* [Stated exercise]
Restate the data word for word and leave the images out.

* [Entries provided]
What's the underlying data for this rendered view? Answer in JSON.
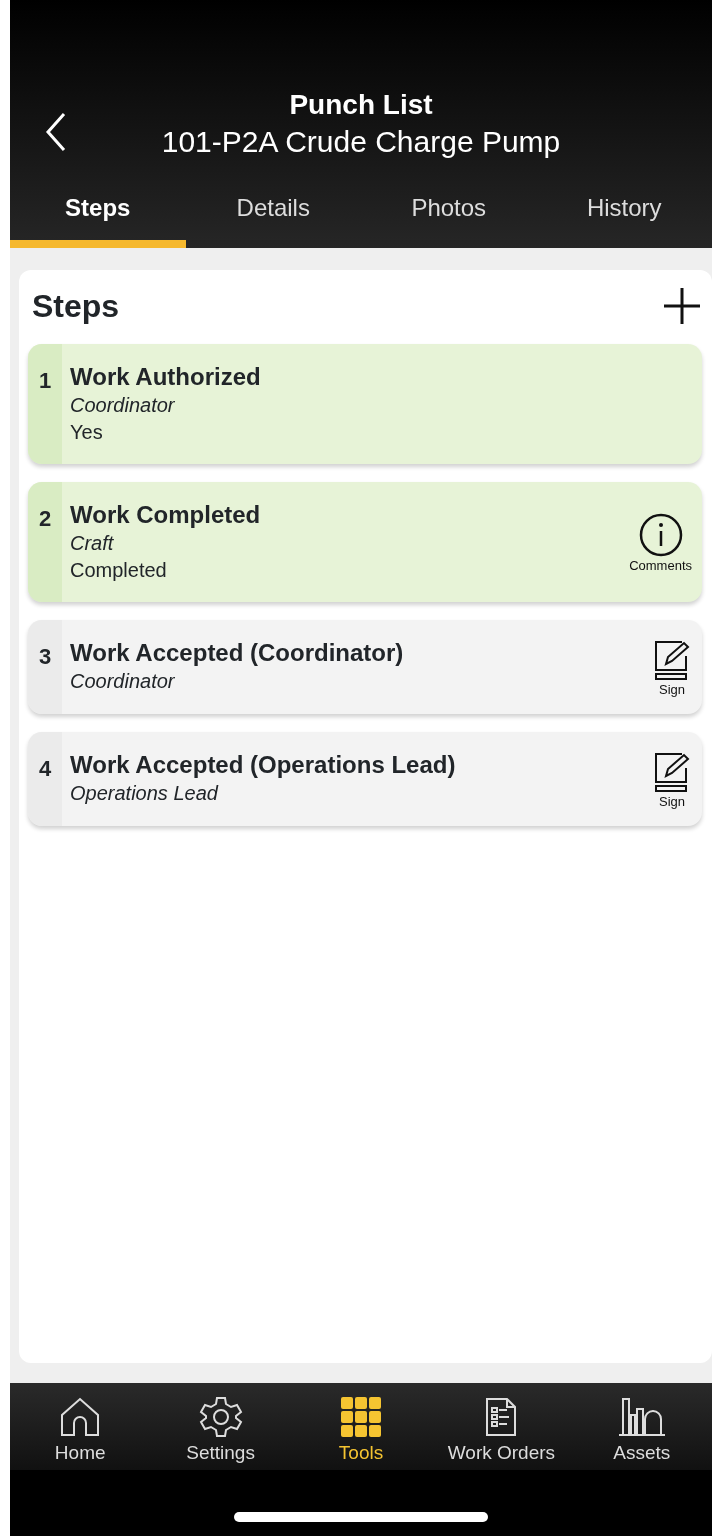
{
  "header": {
    "title": "Punch List",
    "subtitle": "101-P2A Crude Charge Pump"
  },
  "tabs": [
    {
      "label": "Steps",
      "selected": true
    },
    {
      "label": "Details",
      "selected": false
    },
    {
      "label": "Photos",
      "selected": false
    },
    {
      "label": "History",
      "selected": false
    }
  ],
  "steps_panel": {
    "title": "Steps"
  },
  "steps": [
    {
      "number": "1",
      "title": "Work Authorized",
      "role": "Coordinator",
      "value": "Yes",
      "completed": true
    },
    {
      "number": "2",
      "title": "Work Completed",
      "role": "Craft",
      "value": "Completed",
      "completed": true,
      "action": {
        "kind": "comments",
        "label": "Comments"
      }
    },
    {
      "number": "3",
      "title": "Work Accepted (Coordinator)",
      "role": "Coordinator",
      "completed": false,
      "action": {
        "kind": "sign",
        "label": "Sign"
      }
    },
    {
      "number": "4",
      "title": "Work Accepted (Operations Lead)",
      "role": "Operations Lead",
      "completed": false,
      "action": {
        "kind": "sign",
        "label": "Sign"
      }
    }
  ],
  "bottom_nav": [
    {
      "kind": "home",
      "label": "Home",
      "selected": false
    },
    {
      "kind": "settings",
      "label": "Settings",
      "selected": false
    },
    {
      "kind": "tools",
      "label": "Tools",
      "selected": true
    },
    {
      "kind": "orders",
      "label": "Work Orders",
      "selected": false
    },
    {
      "kind": "assets",
      "label": "Assets",
      "selected": false
    }
  ]
}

* [Answer below]
What's the underlying data for this rendered view? Answer in JSON.
{
  "header": {
    "title": "Punch List",
    "subtitle": "101-P2A Crude Charge Pump"
  },
  "tabs": [
    {
      "label": "Steps",
      "selected": true
    },
    {
      "label": "Details",
      "selected": false
    },
    {
      "label": "Photos",
      "selected": false
    },
    {
      "label": "History",
      "selected": false
    }
  ],
  "steps_panel": {
    "title": "Steps"
  },
  "steps": [
    {
      "number": "1",
      "title": "Work Authorized",
      "role": "Coordinator",
      "value": "Yes",
      "completed": true
    },
    {
      "number": "2",
      "title": "Work Completed",
      "role": "Craft",
      "value": "Completed",
      "completed": true,
      "action": {
        "kind": "comments",
        "label": "Comments"
      }
    },
    {
      "number": "3",
      "title": "Work Accepted (Coordinator)",
      "role": "Coordinator",
      "completed": false,
      "action": {
        "kind": "sign",
        "label": "Sign"
      }
    },
    {
      "number": "4",
      "title": "Work Accepted (Operations Lead)",
      "role": "Operations Lead",
      "completed": false,
      "action": {
        "kind": "sign",
        "label": "Sign"
      }
    }
  ],
  "bottom_nav": [
    {
      "kind": "home",
      "label": "Home",
      "selected": false
    },
    {
      "kind": "settings",
      "label": "Settings",
      "selected": false
    },
    {
      "kind": "tools",
      "label": "Tools",
      "selected": true
    },
    {
      "kind": "orders",
      "label": "Work Orders",
      "selected": false
    },
    {
      "kind": "assets",
      "label": "Assets",
      "selected": false
    }
  ]
}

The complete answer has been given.